- Written instruction:
Tally the lines in the listing below that contain the string "workspace". Reply with the number alone.
---+---
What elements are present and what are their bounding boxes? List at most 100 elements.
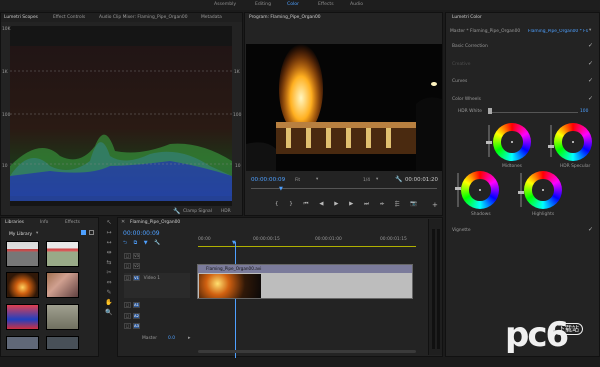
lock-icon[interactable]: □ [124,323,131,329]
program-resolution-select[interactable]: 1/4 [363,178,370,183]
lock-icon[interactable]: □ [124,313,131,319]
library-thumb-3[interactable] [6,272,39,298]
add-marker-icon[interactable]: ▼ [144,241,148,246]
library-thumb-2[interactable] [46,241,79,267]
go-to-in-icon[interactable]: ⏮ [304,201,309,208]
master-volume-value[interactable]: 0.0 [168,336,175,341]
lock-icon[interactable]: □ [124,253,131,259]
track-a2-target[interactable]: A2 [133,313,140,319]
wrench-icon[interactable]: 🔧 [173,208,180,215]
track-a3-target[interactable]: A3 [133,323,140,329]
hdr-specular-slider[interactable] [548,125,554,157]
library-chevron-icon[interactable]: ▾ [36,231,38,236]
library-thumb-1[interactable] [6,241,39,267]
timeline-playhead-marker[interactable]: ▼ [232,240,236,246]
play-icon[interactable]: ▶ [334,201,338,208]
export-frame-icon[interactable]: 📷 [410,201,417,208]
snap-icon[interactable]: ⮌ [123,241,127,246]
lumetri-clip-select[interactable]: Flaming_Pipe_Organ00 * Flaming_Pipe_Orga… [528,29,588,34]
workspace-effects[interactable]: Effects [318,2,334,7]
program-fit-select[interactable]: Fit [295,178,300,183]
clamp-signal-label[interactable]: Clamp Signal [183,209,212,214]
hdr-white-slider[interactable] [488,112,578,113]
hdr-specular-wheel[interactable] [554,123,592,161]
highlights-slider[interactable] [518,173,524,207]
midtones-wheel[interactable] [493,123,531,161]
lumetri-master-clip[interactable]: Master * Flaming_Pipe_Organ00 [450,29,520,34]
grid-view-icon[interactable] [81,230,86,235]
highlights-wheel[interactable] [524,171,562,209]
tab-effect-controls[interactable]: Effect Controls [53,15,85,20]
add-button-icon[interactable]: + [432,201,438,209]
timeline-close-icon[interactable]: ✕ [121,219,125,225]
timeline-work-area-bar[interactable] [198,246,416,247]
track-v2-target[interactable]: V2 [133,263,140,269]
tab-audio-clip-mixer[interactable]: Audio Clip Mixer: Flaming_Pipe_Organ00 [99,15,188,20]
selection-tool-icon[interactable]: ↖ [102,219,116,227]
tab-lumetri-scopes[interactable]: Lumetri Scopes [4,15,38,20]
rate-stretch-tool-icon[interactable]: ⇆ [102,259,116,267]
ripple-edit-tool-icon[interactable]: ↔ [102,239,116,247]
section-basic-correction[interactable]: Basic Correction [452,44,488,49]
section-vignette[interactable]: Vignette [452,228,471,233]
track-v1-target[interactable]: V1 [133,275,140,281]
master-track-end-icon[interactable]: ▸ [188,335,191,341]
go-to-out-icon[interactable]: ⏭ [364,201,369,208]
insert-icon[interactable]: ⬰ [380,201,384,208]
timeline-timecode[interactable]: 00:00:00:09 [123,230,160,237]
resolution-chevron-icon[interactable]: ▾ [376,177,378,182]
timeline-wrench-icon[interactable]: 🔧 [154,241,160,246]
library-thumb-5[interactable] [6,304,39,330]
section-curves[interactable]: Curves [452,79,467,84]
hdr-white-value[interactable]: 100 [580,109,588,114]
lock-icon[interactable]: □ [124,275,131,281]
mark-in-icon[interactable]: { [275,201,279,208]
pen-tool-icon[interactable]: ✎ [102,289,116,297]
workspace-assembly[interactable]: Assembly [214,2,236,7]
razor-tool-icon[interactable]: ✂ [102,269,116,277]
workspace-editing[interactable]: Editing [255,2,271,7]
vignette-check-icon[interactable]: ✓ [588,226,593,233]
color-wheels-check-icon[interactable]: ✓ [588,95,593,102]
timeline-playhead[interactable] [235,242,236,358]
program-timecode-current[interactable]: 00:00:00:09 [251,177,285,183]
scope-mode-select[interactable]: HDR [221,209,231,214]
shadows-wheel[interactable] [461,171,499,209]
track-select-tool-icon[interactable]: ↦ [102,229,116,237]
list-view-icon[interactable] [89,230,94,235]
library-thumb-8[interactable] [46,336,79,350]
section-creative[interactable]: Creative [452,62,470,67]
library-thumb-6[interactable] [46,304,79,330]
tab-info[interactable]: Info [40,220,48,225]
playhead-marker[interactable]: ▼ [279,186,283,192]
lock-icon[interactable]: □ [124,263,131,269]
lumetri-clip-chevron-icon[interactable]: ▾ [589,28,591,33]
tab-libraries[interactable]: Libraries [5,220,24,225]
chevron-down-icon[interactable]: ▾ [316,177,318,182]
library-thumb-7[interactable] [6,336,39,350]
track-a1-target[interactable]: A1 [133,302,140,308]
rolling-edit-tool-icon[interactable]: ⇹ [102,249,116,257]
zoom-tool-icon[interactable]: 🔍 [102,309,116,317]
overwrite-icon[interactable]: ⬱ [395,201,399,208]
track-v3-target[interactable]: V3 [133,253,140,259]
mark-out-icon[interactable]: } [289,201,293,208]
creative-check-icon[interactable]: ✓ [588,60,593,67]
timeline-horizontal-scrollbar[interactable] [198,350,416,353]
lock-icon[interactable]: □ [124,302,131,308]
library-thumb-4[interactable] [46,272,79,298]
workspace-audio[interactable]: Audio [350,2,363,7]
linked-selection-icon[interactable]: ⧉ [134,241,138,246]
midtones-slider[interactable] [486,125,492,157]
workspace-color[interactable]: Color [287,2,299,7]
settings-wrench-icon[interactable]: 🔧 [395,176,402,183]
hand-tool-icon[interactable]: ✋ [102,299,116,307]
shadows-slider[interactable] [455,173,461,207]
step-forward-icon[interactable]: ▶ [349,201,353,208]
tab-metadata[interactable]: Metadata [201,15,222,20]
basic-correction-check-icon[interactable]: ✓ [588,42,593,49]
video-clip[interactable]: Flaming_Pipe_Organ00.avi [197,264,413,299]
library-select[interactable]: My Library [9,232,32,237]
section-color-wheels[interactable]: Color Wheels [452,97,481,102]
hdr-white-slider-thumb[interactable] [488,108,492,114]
---+---
- Expected answer:
5